Work required: Locate every line in the material below that has the word "region". Copy each of those lines.

Extracted material:

Start of Block

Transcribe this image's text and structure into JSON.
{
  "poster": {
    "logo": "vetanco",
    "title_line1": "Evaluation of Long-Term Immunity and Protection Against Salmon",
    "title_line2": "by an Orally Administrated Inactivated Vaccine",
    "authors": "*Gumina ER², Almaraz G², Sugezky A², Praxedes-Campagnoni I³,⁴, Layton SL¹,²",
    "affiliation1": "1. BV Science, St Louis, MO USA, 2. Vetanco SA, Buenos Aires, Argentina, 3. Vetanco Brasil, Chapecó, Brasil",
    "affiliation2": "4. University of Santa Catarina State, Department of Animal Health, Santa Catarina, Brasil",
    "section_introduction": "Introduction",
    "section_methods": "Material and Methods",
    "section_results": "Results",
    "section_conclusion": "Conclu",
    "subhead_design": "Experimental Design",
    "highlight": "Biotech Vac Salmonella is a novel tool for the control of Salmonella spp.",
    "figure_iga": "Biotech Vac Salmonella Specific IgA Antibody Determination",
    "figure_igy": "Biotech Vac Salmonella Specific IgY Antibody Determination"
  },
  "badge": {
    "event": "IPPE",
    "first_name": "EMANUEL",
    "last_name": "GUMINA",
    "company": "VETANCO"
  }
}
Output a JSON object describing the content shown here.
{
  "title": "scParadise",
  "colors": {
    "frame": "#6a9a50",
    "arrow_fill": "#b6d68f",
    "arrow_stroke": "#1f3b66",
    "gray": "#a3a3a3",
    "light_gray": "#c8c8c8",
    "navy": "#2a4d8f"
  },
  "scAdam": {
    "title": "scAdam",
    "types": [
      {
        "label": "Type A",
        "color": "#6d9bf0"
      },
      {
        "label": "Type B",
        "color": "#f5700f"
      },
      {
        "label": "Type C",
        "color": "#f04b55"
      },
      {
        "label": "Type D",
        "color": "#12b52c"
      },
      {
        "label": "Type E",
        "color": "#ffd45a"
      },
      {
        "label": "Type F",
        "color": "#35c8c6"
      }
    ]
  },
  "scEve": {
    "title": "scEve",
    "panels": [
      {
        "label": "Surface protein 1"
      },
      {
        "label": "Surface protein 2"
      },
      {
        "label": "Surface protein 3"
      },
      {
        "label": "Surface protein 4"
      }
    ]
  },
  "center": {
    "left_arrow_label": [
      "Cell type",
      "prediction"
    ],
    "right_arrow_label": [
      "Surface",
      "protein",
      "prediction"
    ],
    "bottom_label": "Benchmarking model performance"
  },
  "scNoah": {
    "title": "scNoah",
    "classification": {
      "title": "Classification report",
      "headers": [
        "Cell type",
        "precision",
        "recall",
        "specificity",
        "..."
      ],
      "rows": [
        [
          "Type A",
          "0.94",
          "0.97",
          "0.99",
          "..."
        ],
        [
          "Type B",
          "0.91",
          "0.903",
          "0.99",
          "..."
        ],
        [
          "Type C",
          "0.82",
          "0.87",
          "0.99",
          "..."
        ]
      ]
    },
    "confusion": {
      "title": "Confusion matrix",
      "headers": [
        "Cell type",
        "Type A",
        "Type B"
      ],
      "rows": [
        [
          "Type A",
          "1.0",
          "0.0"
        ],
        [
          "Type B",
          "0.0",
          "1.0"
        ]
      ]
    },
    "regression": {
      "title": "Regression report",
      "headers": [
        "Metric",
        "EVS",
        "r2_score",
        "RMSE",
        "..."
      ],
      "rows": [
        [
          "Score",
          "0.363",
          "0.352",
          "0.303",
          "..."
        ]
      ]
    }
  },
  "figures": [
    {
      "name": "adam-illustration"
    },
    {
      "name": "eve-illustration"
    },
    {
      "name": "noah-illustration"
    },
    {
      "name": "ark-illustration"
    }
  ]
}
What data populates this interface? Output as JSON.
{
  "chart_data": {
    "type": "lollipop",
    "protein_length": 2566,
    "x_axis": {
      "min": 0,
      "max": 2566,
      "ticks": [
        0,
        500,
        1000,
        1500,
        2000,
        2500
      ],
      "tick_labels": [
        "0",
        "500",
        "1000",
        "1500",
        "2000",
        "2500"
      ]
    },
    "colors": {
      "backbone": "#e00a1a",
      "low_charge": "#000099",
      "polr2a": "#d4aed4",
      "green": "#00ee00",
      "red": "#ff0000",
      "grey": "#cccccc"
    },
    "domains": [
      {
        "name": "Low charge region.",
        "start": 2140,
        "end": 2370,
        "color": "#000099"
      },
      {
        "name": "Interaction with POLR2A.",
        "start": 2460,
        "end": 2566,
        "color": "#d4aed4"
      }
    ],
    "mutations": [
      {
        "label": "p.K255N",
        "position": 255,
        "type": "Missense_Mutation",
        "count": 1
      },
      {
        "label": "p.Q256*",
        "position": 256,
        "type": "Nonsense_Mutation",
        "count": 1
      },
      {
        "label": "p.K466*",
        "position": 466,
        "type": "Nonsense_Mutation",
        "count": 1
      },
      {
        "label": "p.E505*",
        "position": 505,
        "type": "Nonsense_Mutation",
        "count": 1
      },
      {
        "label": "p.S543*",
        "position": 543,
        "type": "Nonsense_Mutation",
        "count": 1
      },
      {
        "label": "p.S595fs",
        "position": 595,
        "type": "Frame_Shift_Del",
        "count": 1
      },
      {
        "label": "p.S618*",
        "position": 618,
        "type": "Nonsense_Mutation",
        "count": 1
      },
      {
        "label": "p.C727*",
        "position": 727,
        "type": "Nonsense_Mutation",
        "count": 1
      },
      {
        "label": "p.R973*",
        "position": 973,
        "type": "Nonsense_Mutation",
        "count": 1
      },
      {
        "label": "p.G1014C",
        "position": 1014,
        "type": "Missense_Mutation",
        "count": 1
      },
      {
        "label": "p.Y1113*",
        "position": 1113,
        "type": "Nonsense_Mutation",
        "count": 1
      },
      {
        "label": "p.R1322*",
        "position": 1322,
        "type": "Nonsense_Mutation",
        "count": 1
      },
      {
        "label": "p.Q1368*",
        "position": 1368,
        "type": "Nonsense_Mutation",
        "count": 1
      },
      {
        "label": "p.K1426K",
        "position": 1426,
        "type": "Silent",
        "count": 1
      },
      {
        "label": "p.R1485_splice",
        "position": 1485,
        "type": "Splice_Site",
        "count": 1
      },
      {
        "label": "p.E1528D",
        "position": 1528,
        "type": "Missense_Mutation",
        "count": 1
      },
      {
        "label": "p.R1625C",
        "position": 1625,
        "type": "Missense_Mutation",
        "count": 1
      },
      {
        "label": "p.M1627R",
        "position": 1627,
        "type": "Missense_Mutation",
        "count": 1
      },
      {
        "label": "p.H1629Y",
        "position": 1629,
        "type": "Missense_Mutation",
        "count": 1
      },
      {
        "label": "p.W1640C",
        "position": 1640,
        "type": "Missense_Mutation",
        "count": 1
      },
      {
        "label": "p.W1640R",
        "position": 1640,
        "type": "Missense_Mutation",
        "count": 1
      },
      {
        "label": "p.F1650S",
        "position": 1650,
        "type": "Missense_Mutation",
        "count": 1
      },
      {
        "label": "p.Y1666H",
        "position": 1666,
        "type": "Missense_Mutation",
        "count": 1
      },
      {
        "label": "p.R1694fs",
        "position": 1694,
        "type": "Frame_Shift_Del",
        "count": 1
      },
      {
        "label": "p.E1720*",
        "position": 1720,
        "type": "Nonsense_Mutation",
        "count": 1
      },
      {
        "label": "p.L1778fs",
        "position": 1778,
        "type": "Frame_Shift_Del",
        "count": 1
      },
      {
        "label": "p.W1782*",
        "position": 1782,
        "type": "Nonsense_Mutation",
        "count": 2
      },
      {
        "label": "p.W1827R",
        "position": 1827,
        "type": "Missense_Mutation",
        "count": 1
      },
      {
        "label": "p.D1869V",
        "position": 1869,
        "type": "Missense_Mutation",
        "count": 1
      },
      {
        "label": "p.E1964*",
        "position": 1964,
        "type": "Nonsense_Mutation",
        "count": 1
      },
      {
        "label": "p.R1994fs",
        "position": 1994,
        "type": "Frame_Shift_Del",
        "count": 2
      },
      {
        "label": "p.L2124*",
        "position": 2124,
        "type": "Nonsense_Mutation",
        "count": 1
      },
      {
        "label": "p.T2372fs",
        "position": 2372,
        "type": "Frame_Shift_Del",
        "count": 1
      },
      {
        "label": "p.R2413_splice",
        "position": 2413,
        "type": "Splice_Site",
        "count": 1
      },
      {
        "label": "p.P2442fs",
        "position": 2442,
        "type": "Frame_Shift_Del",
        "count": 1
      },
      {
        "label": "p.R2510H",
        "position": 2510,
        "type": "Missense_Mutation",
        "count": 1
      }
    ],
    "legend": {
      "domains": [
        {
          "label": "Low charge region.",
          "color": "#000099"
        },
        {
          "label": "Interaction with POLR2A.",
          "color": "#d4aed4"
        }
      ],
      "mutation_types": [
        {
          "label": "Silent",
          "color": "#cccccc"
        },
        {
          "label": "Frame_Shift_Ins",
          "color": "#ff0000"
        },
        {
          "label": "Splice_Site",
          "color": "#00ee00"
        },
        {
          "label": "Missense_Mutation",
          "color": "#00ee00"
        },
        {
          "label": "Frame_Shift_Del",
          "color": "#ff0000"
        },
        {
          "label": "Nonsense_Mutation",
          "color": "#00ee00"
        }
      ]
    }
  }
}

End of Block

Solution:
        "name": "Low charge region.",
          "label": "Low charge region.",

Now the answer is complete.